Spatial layout data:
========

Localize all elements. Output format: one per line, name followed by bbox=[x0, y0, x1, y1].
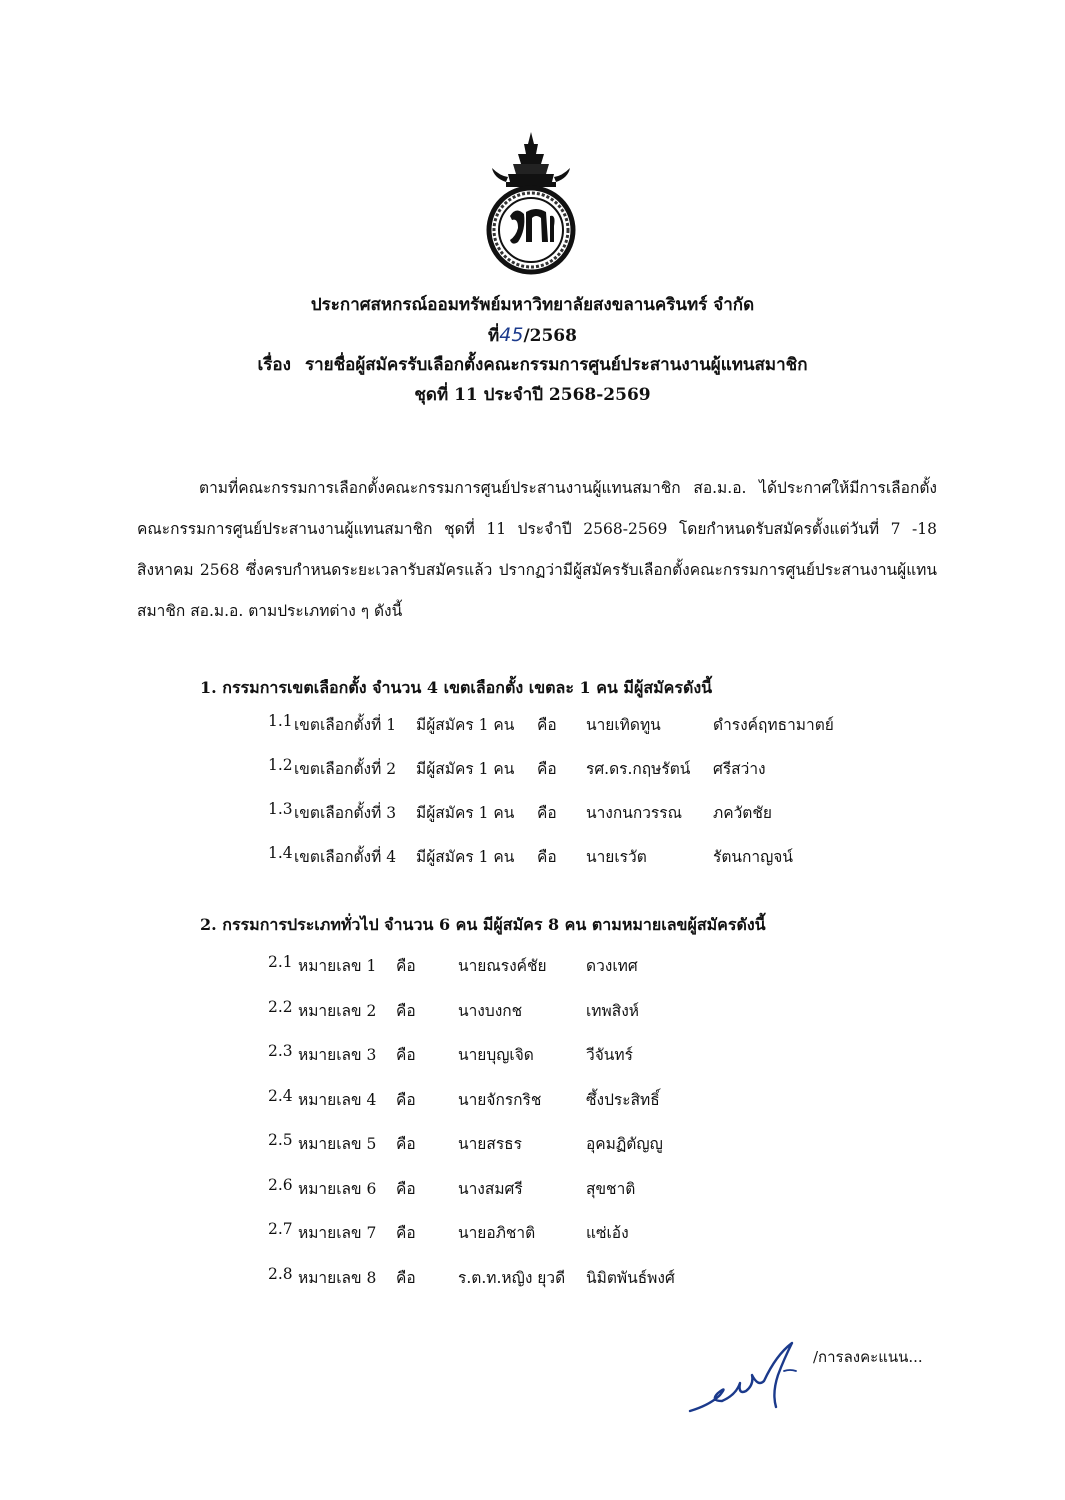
section2-is: คือ bbox=[396, 1046, 416, 1064]
section2-last: เทพสิงห์ bbox=[586, 1001, 639, 1020]
section2-no: 2.6 bbox=[268, 1175, 293, 1194]
section1-district: เขตเลือกตั้งที่ 1 bbox=[294, 716, 397, 734]
section1-first: นางกนกวรรณ bbox=[586, 804, 682, 822]
section2-last: ดวงเทศ bbox=[586, 957, 638, 975]
section2-last: วีจันทร์ bbox=[586, 1046, 633, 1064]
section2-first: นายอภิชาติ bbox=[458, 1224, 536, 1242]
section2-is: คือ bbox=[396, 1001, 416, 1020]
section2-is: คือ bbox=[396, 1268, 416, 1287]
section1-count: มีผู้สมัคร 1 คน bbox=[416, 716, 515, 734]
section1-last: ภควัตชัย bbox=[713, 804, 772, 822]
section2-no: 2.7 bbox=[268, 1220, 293, 1238]
section2-number: หมายเลข 4 bbox=[298, 1090, 377, 1109]
section2-last: สุขชาติ bbox=[586, 1179, 636, 1198]
subject-text: รายชื่อผู้สมัครรับเลือกตั้งคณะกรรมการศูนย์ประสานงานผู้แทนสมาชิก bbox=[304, 355, 808, 375]
continued-on-next-page: /การลงคะแนน... bbox=[813, 1348, 923, 1366]
subject-line-2: ชุดที่ 11 ประจำปี 2568-2569 bbox=[414, 385, 651, 405]
section2-number: หมายเลข 8 bbox=[298, 1268, 377, 1287]
section1-heading: 1. กรรมการเขตเลือกตั้ง จำนวน 4 เขตเลือกตั้ง เขตละ 1 คน มีผู้สมัครดังนี้ bbox=[200, 678, 713, 697]
section2-no: 2.8 bbox=[268, 1264, 293, 1283]
section1-is: คือ bbox=[537, 716, 557, 734]
section2-first: นายณรงค์ชัย bbox=[458, 957, 547, 975]
section2-number: หมายเลข 7 bbox=[298, 1224, 377, 1242]
section1-last: ดำรงค์ฤทธามาตย์ bbox=[713, 716, 834, 734]
section2-no: 2.4 bbox=[268, 1086, 293, 1105]
section2-last: อุคมฏิตัญญู bbox=[586, 1135, 663, 1153]
intro-paragraph bbox=[137, 468, 937, 632]
announcement-header bbox=[0, 290, 1065, 410]
section2-first: นายบุญเจิด bbox=[458, 1046, 534, 1064]
section1-no: 1.2 bbox=[268, 756, 293, 774]
subject-label: เรื่อง bbox=[257, 355, 291, 375]
section1-count: มีผู้สมัคร 1 คน bbox=[416, 760, 515, 778]
section2-last: นิมิตพันธ์พงศ์ bbox=[586, 1268, 675, 1287]
section2-no: 2.5 bbox=[268, 1131, 293, 1149]
section2-first: นางสมศรี bbox=[458, 1179, 523, 1198]
subject-line bbox=[0, 350, 1065, 380]
section2-heading: 2. กรรมการประเภททั่วไป จำนวน 6 คน มีผู้สมัคร 8 คน ตามหมายเลขผู้สมัครดังนี้ bbox=[200, 915, 766, 934]
section1-first: รศ.ดร.กฤษรัตน์ bbox=[586, 760, 691, 778]
org-title: ประกาศสหกรณ์ออมทรัพย์มหาวิทยาลัยสงขลานครินทร์ จำกัด bbox=[310, 295, 755, 315]
section1-no: 1.1 bbox=[268, 712, 293, 730]
section2-first: นายสรธร bbox=[458, 1135, 522, 1153]
section2-first: ร.ต.ท.หญิง ยุวดี bbox=[458, 1268, 566, 1287]
section1-count: มีผู้สมัคร 1 คน bbox=[416, 804, 515, 822]
section1-is: คือ bbox=[537, 848, 557, 866]
section1-is: คือ bbox=[537, 760, 557, 778]
number-suffix: /2568 bbox=[523, 326, 577, 346]
section2-is: คือ bbox=[396, 1224, 416, 1242]
section2-no: 2.3 bbox=[268, 1042, 293, 1060]
section1-first: นายเรวัต bbox=[586, 848, 647, 866]
section1-last: ศรีสว่าง bbox=[713, 760, 766, 778]
section2-number: หมายเลข 1 bbox=[298, 957, 377, 975]
section1-district: เขตเลือกตั้งที่ 2 bbox=[294, 760, 397, 778]
section2-is: คือ bbox=[396, 1179, 416, 1198]
section2-number: หมายเลข 3 bbox=[298, 1046, 377, 1064]
cooperative-seal-emblem bbox=[466, 130, 596, 278]
announcement-number bbox=[0, 320, 1065, 350]
section2-is: คือ bbox=[396, 1090, 416, 1109]
section1-count: มีผู้สมัคร 1 คน bbox=[416, 848, 515, 866]
section2-is: คือ bbox=[396, 957, 416, 975]
section1-district: เขตเลือกตั้งที่ 4 bbox=[294, 848, 397, 866]
section2-first: นายจักรกริช bbox=[458, 1090, 542, 1109]
intro-text: ตามที่คณะกรรมการเลือกตั้งคณะกรรมการศูนย์ประสานงานผู้แทนสมาชิก สอ.ม.อ. ได้ประกาศให้มีการเลือกตั้งคณะกรรมการศูนย์ประสานงานผู้แทนสมาชิก ชุดที่ 11 ประจำปี 2568-2569 โดยกำหนดรับสมัครตั้งแต่วันที่ 7 -18 สิงหาคม 2568 ซึ่งครบกำหนดระยะเวลารับสมัครแล้ว ปรากฏว่ามีผู้สมัครรับเลือกตั้งคณะกรรมการศูนย์ประสานงานผู้แทนสมาชิก สอ.ม.อ. ตามประเภทต่าง ๆ ดังนี้ bbox=[137, 479, 937, 620]
section1-last: รัตนกาญจน์ bbox=[713, 848, 793, 866]
section1-first: นายเทิดทูน bbox=[586, 716, 661, 734]
section2-last: ซึ้งประสิทธิ์ bbox=[586, 1090, 660, 1109]
section2-last: แซ่เอ้ง bbox=[586, 1224, 629, 1242]
section2-first: นางบงกช bbox=[458, 1001, 523, 1020]
section2-number: หมายเลข 5 bbox=[298, 1135, 377, 1153]
section1-no: 1.4 bbox=[268, 844, 293, 862]
section1-no: 1.3 bbox=[268, 800, 293, 818]
section2-is: คือ bbox=[396, 1135, 416, 1153]
section2-no: 2.1 bbox=[268, 953, 293, 971]
number-handwritten: 45 bbox=[499, 324, 524, 346]
number-prefix: ที่ bbox=[488, 326, 500, 346]
section1-is: คือ bbox=[537, 804, 557, 822]
section1-district: เขตเลือกตั้งที่ 3 bbox=[294, 804, 397, 822]
handwritten-signature bbox=[680, 1335, 810, 1425]
section2-no: 2.2 bbox=[268, 997, 293, 1016]
section2-number: หมายเลข 2 bbox=[298, 1001, 377, 1020]
section2-number: หมายเลข 6 bbox=[298, 1179, 377, 1198]
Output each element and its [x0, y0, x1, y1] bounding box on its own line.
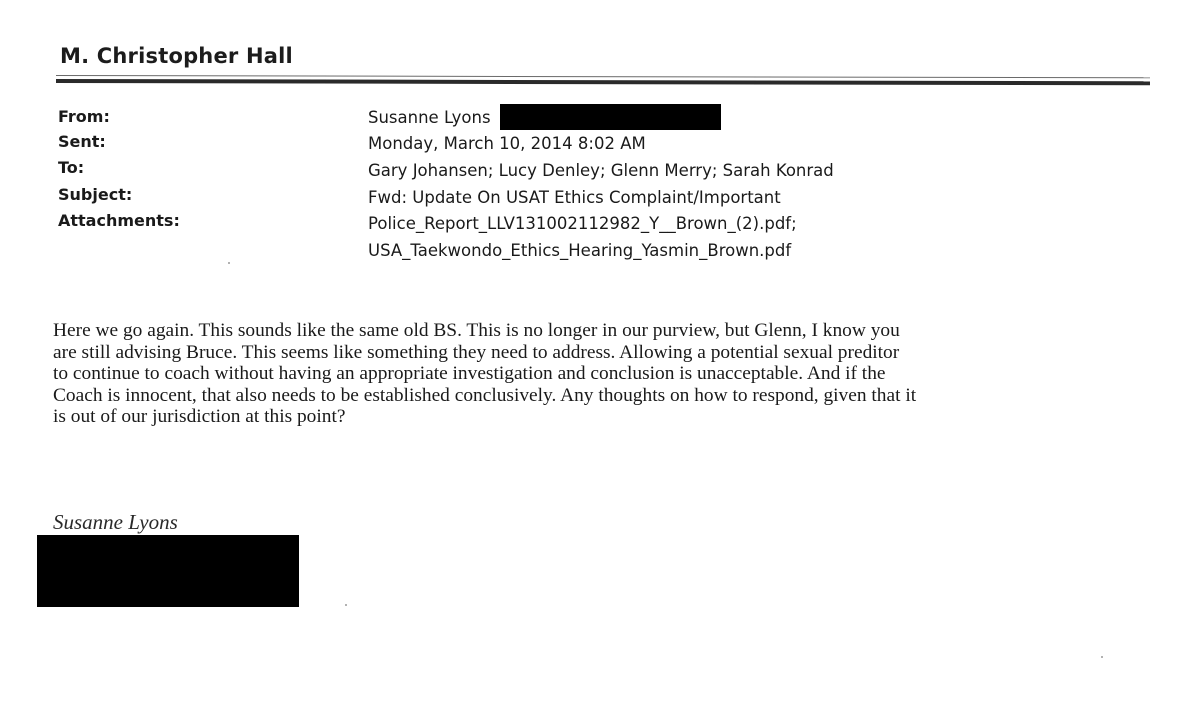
header-rule-thin	[56, 75, 1150, 78]
body-line: are still advising Bruce. This seems like something they need to address. Allowing a potential sexual preditor	[53, 341, 900, 363]
sent-label: Sent:	[58, 132, 106, 151]
to-label: To:	[58, 158, 85, 177]
redaction-signature-block	[37, 535, 299, 607]
body-line: Here we go again. This sounds like the same old BS. This is no longer in our purview, but Glenn, I know you	[53, 320, 900, 341]
from-value: Susanne Lyons	[368, 108, 491, 127]
attachment-item: USA_Taekwondo_Ethics_Hearing_Yasmin_Brown.pdf	[368, 241, 792, 260]
scan-speck	[228, 262, 230, 264]
redaction-from-email	[500, 104, 721, 130]
scan-speck	[1101, 656, 1103, 658]
body-line: Coach is innocent, that also needs to be established conclusively. Any thoughts on how to respond, given that it	[53, 384, 917, 406]
email-body	[53, 320, 1153, 428]
from-label: From:	[58, 107, 110, 126]
header-rule	[56, 79, 1150, 85]
attachments-label: Attachments:	[58, 211, 180, 230]
document-owner-name: M. Christopher Hall	[60, 44, 293, 68]
subject-label: Subject:	[58, 185, 133, 204]
sent-value: Monday, March 10, 2014 8:02 AM	[368, 134, 646, 153]
body-line: to continue to coach without having an appropriate investigation and conclusion is unacceptable. And if the	[53, 363, 886, 384]
attachment-item: Police_Report_LLV131002112982_Y__Brown_(2).pdf;	[368, 214, 797, 233]
to-value: Gary Johansen; Lucy Denley; Glenn Merry; Sarah Konrad	[368, 161, 834, 180]
subject-value: Fwd: Update On USAT Ethics Complaint/Important	[368, 188, 781, 207]
scan-speck	[345, 604, 347, 606]
signature-name: Susanne Lyons	[53, 510, 178, 534]
body-line: is out of our jurisdiction at this point?	[53, 406, 346, 427]
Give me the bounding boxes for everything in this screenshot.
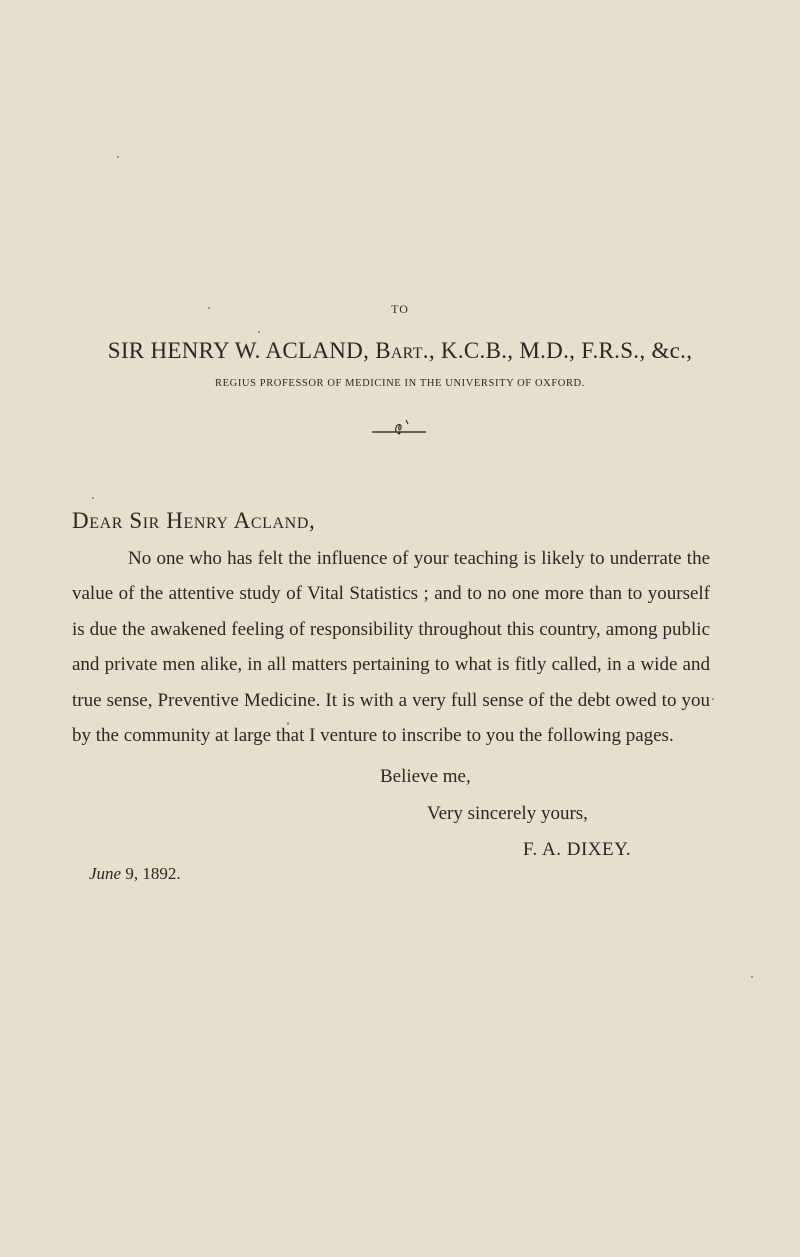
letter-date [89, 864, 181, 884]
dedicatee-position: REGIUS PROFESSOR OF MEDICINE IN THE UNIVERSITY OF OXFORD. [215, 378, 585, 389]
paper-speck [92, 497, 94, 499]
paper-speck [258, 331, 260, 333]
paper-speck [287, 722, 289, 725]
date-day-year: 9, 1892. [121, 864, 181, 883]
date-month: June [89, 864, 122, 883]
ornament-divider-icon [370, 416, 430, 436]
dedication-to: TO [391, 302, 409, 316]
signature: F. A. DIXEY. [523, 839, 632, 860]
dedicatee-honours: , K.C.B., M.D., F.R.S., &c., [428, 338, 693, 363]
paper-speck [712, 698, 714, 700]
closing-believe-me: Believe me, [380, 766, 471, 787]
letter-body: No one who has felt the influence of your teaching is likely to underrate the value of the attentive study of Vital Statistics ; and to no one more than to yourself is due the awakened feeling of responsibility throughout this country, among public and private men alike, in all matters pertaining to what is fitly called, in a wide and true sense, Preventive Medicine. It is with a very full sense of the debt owed to you by the community at large that I venture to inscribe to you the following pages. [72, 548, 710, 747]
dedicatee-name-main: SIR HENRY W. ACLAND, [107, 338, 370, 363]
dedicatee-name [0, 338, 800, 364]
paper-speck [751, 976, 753, 978]
closing-sincerely: Very sincerely yours, [427, 803, 588, 824]
letter-salutation: Dear Sir Henry Acland, [72, 508, 316, 533]
paper-speck [117, 156, 119, 158]
paper-speck [208, 307, 210, 309]
dedicatee-title-bart: Bart. [375, 338, 429, 363]
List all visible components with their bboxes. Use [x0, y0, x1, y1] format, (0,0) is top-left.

========

DIRECTIVE:
Substitute "box" for "bbox" in the section of the entries that opens with the line containing "section2-is: คือ bbox=[396, 1046, 416, 1064]" and closes with the line containing "section1-first: นางกนกวรรณ bbox=[586, 804, 682, 822]". Give back only those lines, with everything else kept the same.

RESPONSE FOR THIS EXERCISE:
section2-is: คือ box=[396, 1046, 416, 1064]
section2-last: เทพสิงห์ box=[586, 1001, 639, 1020]
section2-no: 2.6 box=[268, 1175, 293, 1194]
section1-district: เขตเลือกตั้งที่ 1 box=[294, 716, 397, 734]
section1-first: นางกนกวรรณ box=[586, 804, 682, 822]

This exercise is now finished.